[Records from a dataset]
__________________________________________________

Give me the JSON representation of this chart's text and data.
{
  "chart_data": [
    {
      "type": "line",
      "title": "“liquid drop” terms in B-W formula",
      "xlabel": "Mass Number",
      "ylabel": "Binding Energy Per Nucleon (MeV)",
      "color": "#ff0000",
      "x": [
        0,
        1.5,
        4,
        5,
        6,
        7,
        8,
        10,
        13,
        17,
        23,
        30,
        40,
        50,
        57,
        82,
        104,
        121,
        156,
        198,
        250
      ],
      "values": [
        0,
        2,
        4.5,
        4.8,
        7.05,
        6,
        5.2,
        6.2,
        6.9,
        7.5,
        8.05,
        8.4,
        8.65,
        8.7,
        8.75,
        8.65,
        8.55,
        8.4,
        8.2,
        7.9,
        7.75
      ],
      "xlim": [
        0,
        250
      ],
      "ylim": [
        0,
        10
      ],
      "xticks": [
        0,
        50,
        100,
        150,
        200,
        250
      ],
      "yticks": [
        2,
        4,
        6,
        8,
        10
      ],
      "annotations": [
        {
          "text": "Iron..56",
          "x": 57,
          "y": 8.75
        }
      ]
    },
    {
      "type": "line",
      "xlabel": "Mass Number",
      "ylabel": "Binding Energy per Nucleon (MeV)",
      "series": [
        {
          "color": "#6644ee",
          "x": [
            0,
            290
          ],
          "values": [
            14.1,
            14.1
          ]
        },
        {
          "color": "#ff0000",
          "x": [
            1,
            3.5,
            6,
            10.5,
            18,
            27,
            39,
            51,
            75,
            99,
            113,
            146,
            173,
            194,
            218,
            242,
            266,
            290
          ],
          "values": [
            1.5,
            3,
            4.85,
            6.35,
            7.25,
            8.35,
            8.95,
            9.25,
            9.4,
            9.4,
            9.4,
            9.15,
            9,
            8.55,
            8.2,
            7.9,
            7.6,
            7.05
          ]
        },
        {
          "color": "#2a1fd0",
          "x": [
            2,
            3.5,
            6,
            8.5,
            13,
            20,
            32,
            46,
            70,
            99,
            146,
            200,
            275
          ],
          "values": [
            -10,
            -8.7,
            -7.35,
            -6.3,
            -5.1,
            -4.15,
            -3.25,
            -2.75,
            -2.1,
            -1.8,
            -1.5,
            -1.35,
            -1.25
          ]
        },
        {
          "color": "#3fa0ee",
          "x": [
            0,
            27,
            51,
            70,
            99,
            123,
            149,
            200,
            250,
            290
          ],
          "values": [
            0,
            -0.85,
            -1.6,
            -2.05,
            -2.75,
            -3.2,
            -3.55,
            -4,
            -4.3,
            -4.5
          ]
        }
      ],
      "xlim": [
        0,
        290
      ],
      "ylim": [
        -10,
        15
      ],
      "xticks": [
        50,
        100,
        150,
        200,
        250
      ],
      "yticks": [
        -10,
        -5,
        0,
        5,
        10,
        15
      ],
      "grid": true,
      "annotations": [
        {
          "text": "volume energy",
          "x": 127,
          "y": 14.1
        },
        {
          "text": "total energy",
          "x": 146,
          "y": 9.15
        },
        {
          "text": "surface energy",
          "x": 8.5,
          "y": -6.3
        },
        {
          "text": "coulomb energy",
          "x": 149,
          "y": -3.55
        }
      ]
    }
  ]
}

__________________________________________________

Where a line of the records above holds the word "text", copy that line.

*Correct result*.
Give me the JSON representation of this chart's text and data.
          "text": "Iron..56",
          "text": "volume energy",
          "text": "total energy",
          "text": "surface energy",
          "text": "coulomb energy",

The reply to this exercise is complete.